((
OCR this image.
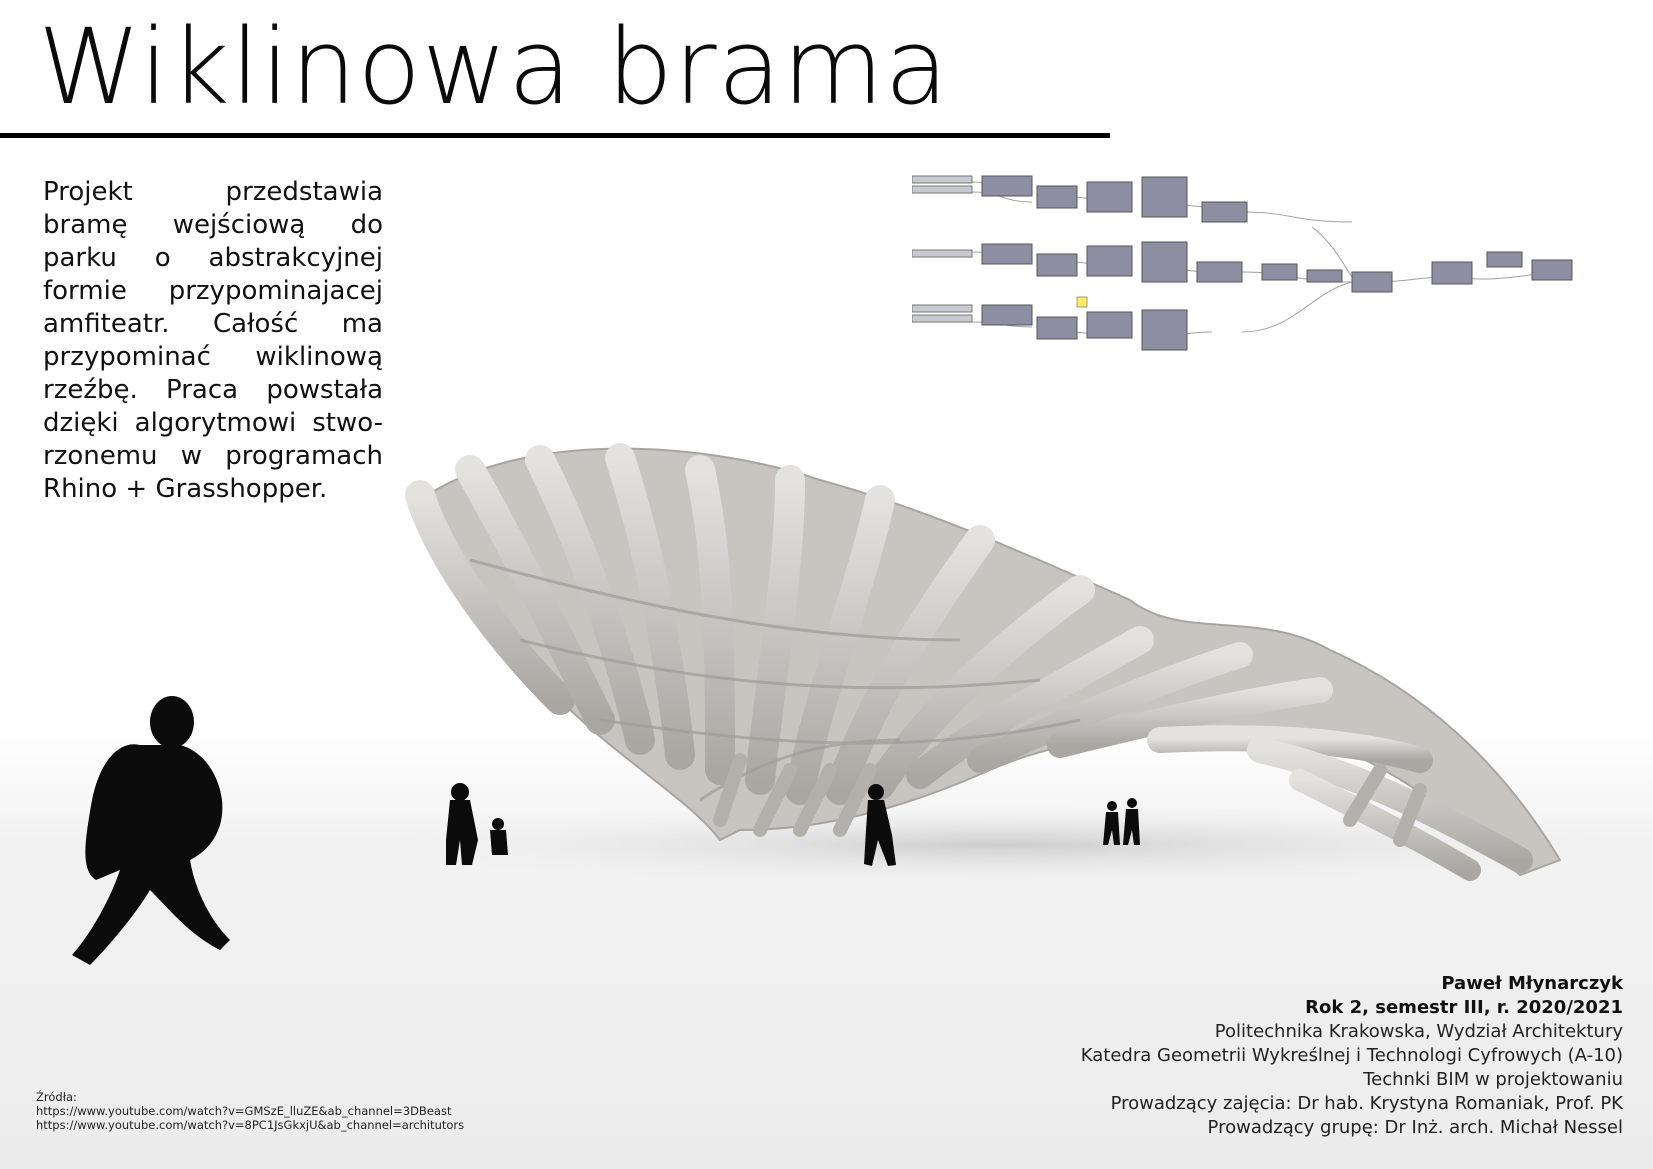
Wiklinowa brama

Projekt przedstawia bramę wejściową do parku o abstrakcyjnej formie przypominajacej amfiteatr. Całość ma przypominać wiklinową rzeźbę. Praca powstała dzięki algorytmowi stwo-rzonemu w programach Rhino + Grasshopper.

Paweł Młynarczyk
Rok 2, semestr III, r. 2020/2021
Politechnika Krakowska, Wydział Architektury
Katedra Geometrii Wykreślnej i Technologi Cyfrowych (A-10)
Technki BIM w projektowaniu
Prowadzący zajęcia: Dr hab. Krystyna Romaniak, Prof. PK
Prowadzący grupę: Dr Inż. arch. Michał Nessel
Źródła:
https://www.youtube.com/watch?v=GMSzE_lluZE&ab_channel=3DBeast
https://www.youtube.com/watch?v=8PC1JsGkxjU&ab_channel=architutors
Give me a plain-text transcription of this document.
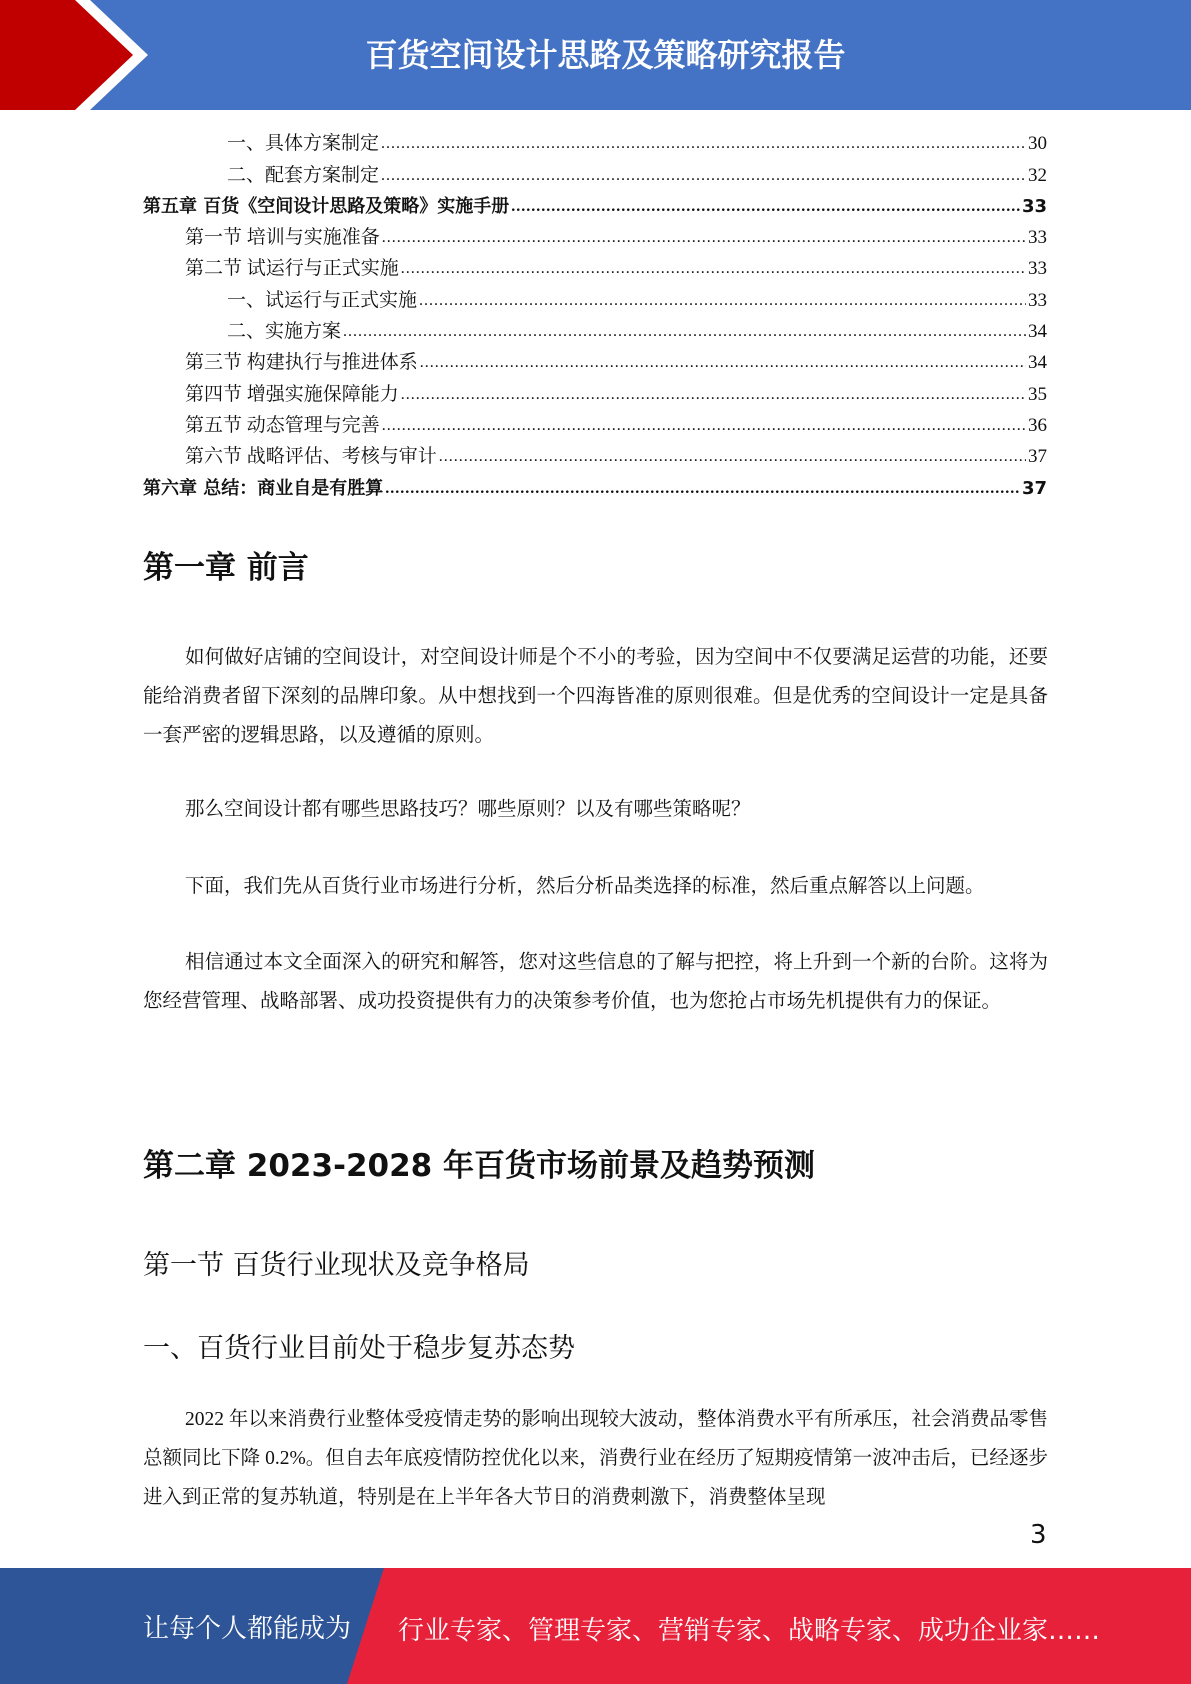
百货空间设计思路及策略研究报告
一、具体方案制定 .....	30
二、配套方案制定 .....	32
第五章 百货《空间设计思路及策略》实施手册 .....	33
第一节 培训与实施准备 .....	33
第二节 试运行与正式实施 .....	33
一、试运行与正式实施 .....	33
二、实施方案 .....	34
第三节 构建执行与推进体系 .....	34
第四节 增强实施保障能力 .....	35
第五节 动态管理与完善 .....	36
第六节 战略评估、考核与审计 .....	37
第六章 总结：商业自是有胜算 .....	37
第一章 前言
如何做好店铺的空间设计，对空间设计师是个不小的考验，因为空间中不仅要满足运营的功能，还要能给消费者留下深刻的品牌印象。从中想找到一个四海皆准的原则很难。但是优秀的空间设计一定是具备一套严密的逻辑思路，以及遵循的原则。
那么空间设计都有哪些思路技巧？哪些原则？以及有哪些策略呢？
下面，我们先从百货行业市场进行分析，然后分析品类选择的标准，然后重点解答以上问题。
相信通过本文全面深入的研究和解答，您对这些信息的了解与把控，将上升到一个新的台阶。这将为您经营管理、战略部署、成功投资提供有力的决策参考价值，也为您抢占市场先机提供有力的保证。
第二章 2023-2028 年百货市场前景及趋势预测
第一节 百货行业现状及竞争格局
一、百货行业目前处于稳步复苏态势
2022 年以来消费行业整体受疫情走势的影响出现较大波动，整体消费水平有所承压，社会消费品零售总额同比下降 0.2%。但自去年底疫情防控优化以来，消费行业在经历了短期疫情第一波冲击后，已经逐步进入到正常的复苏轨道，特别是在上半年各大节日的消费刺激下，消费整体呈现
3
让每个人都能成为 行业专家、管理专家、营销专家、战略专家、成功企业家……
))
● OBJECTIVE: Reproduce the material word for word. Any pictures should be left out of the copy.

● COMPLETED TASK:
OCR this image.
Wiklinowa brama

Projekt przedstawia bramę wejściową do parku o abstrakcyjnej formie przypominajacej amfiteatr. Całość ma przypominać wiklinową rzeźbę. Praca powstała dzięki algorytmowi stwo-rzonemu w programach Rhino + Grasshopper.

Paweł Młynarczyk
Rok 2, semestr III, r. 2020/2021
Politechnika Krakowska, Wydział Architektury
Katedra Geometrii Wykreślnej i Technologi Cyfrowych (A-10)
Technki BIM w projektowaniu
Prowadzący zajęcia: Dr hab. Krystyna Romaniak, Prof. PK
Prowadzący grupę: Dr Inż. arch. Michał Nessel
Źródła:
https://www.youtube.com/watch?v=GMSzE_lluZE&ab_channel=3DBeast
https://www.youtube.com/watch?v=8PC1JsGkxjU&ab_channel=architutors
Give me a plain-text transcription of this document.
百货空间设计思路及策略研究报告
一、具体方案制定 .....	30
二、配套方案制定 .....	32
第五章 百货《空间设计思路及策略》实施手册 .....	33
第一节 培训与实施准备 .....	33
第二节 试运行与正式实施 .....	33
一、试运行与正式实施 .....	33
二、实施方案 .....	34
第三节 构建执行与推进体系 .....	34
第四节 增强实施保障能力 .....	35
第五节 动态管理与完善 .....	36
第六节 战略评估、考核与审计 .....	37
第六章 总结：商业自是有胜算 .....	37
第一章 前言
如何做好店铺的空间设计，对空间设计师是个不小的考验，因为空间中不仅要满足运营的功能，还要能给消费者留下深刻的品牌印象。从中想找到一个四海皆准的原则很难。但是优秀的空间设计一定是具备一套严密的逻辑思路，以及遵循的原则。
那么空间设计都有哪些思路技巧？哪些原则？以及有哪些策略呢？
下面，我们先从百货行业市场进行分析，然后分析品类选择的标准，然后重点解答以上问题。
相信通过本文全面深入的研究和解答，您对这些信息的了解与把控，将上升到一个新的台阶。这将为您经营管理、战略部署、成功投资提供有力的决策参考价值，也为您抢占市场先机提供有力的保证。
第二章 2023-2028 年百货市场前景及趋势预测
第一节 百货行业现状及竞争格局
一、百货行业目前处于稳步复苏态势
2022 年以来消费行业整体受疫情走势的影响出现较大波动，整体消费水平有所承压，社会消费品零售总额同比下降 0.2%。但自去年底疫情防控优化以来，消费行业在经历了短期疫情第一波冲击后，已经逐步进入到正常的复苏轨道，特别是在上半年各大节日的消费刺激下，消费整体呈现
3
让每个人都能成为 行业专家、管理专家、营销专家、战略专家、成功企业家……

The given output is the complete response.